Stored items:
----------
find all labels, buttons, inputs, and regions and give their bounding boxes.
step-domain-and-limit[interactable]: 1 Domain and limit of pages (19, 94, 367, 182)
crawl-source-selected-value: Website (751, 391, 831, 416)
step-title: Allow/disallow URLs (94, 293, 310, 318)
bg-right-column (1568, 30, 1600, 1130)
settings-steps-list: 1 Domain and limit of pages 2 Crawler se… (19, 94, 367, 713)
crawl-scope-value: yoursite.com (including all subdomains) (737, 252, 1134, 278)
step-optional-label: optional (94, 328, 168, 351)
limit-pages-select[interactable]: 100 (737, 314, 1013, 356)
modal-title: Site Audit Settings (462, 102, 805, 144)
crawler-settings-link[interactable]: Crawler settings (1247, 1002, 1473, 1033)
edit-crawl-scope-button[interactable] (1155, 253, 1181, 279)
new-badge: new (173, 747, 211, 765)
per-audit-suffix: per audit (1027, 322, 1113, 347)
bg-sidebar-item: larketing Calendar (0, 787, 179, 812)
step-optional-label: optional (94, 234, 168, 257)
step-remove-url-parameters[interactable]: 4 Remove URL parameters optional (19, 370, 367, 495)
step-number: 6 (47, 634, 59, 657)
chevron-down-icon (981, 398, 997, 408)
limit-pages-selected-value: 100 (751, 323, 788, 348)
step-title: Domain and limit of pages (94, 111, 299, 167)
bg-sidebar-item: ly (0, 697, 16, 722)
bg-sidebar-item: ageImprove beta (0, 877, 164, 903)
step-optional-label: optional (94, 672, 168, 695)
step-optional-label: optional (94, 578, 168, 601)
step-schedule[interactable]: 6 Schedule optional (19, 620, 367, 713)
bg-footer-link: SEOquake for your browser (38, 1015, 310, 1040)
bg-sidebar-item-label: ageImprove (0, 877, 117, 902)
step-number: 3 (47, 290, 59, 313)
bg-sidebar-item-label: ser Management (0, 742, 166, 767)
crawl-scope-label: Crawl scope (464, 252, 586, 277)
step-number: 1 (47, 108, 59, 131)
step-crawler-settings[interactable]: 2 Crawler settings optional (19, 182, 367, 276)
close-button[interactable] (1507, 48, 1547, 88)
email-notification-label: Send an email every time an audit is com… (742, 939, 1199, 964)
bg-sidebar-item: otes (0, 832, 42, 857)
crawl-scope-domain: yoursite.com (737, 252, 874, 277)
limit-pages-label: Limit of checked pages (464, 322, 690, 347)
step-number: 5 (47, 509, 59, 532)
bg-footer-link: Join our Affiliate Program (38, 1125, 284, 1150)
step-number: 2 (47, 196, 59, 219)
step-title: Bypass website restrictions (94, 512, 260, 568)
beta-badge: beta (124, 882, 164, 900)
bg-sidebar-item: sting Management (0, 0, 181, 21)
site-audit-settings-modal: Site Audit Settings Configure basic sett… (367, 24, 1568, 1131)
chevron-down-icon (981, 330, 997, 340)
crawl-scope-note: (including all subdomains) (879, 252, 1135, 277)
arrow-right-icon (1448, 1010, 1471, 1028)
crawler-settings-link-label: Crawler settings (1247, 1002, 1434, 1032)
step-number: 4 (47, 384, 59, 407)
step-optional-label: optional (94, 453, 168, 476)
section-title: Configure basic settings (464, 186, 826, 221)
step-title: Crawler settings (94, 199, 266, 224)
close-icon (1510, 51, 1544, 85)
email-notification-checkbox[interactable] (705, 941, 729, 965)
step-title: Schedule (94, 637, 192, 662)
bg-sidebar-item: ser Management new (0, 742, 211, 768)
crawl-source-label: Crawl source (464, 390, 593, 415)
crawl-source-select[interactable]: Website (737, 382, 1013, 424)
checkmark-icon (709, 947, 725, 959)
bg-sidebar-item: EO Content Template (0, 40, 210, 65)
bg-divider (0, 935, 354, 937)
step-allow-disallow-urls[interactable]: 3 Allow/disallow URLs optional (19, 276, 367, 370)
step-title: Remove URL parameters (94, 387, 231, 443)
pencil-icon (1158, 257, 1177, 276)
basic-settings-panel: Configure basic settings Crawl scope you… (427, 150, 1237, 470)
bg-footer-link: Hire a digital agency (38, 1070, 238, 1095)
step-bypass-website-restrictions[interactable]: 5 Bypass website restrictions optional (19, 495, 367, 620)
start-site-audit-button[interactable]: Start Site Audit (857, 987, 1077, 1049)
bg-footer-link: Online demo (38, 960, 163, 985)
----------
[OBJECTIVE]:
Update the stretch from the start of the entries through the line containing "step-optional-label: optional (94, 578, 168, 601)" by replacing "yoursite.com" with "example.com", and reproduce those lines with everything else unchanged.

[RESULT OF THE TASK]:
find all labels, buttons, inputs, and regions and give their bounding boxes.
step-domain-and-limit[interactable]: 1 Domain and limit of pages (19, 94, 367, 182)
crawl-source-selected-value: Website (751, 391, 831, 416)
step-title: Allow/disallow URLs (94, 293, 310, 318)
bg-right-column (1568, 30, 1600, 1130)
settings-steps-list: 1 Domain and limit of pages 2 Crawler se… (19, 94, 367, 713)
crawl-scope-value: example.com (including all subdomains) (737, 252, 1134, 278)
step-optional-label: optional (94, 328, 168, 351)
limit-pages-select[interactable]: 100 (737, 314, 1013, 356)
modal-title: Site Audit Settings (462, 102, 805, 144)
crawler-settings-link[interactable]: Crawler settings (1247, 1002, 1473, 1033)
edit-crawl-scope-button[interactable] (1155, 253, 1181, 279)
new-badge: new (173, 747, 211, 765)
per-audit-suffix: per audit (1027, 322, 1113, 347)
bg-sidebar-item: larketing Calendar (0, 787, 179, 812)
step-optional-label: optional (94, 234, 168, 257)
step-remove-url-parameters[interactable]: 4 Remove URL parameters optional (19, 370, 367, 495)
step-number: 6 (47, 634, 59, 657)
chevron-down-icon (981, 398, 997, 408)
limit-pages-selected-value: 100 (751, 323, 788, 348)
step-title: Domain and limit of pages (94, 111, 299, 167)
bg-sidebar-item: ly (0, 697, 16, 722)
bg-sidebar-item: ageImprove beta (0, 877, 164, 903)
step-optional-label: optional (94, 672, 168, 695)
step-optional-label: optional (94, 578, 168, 601)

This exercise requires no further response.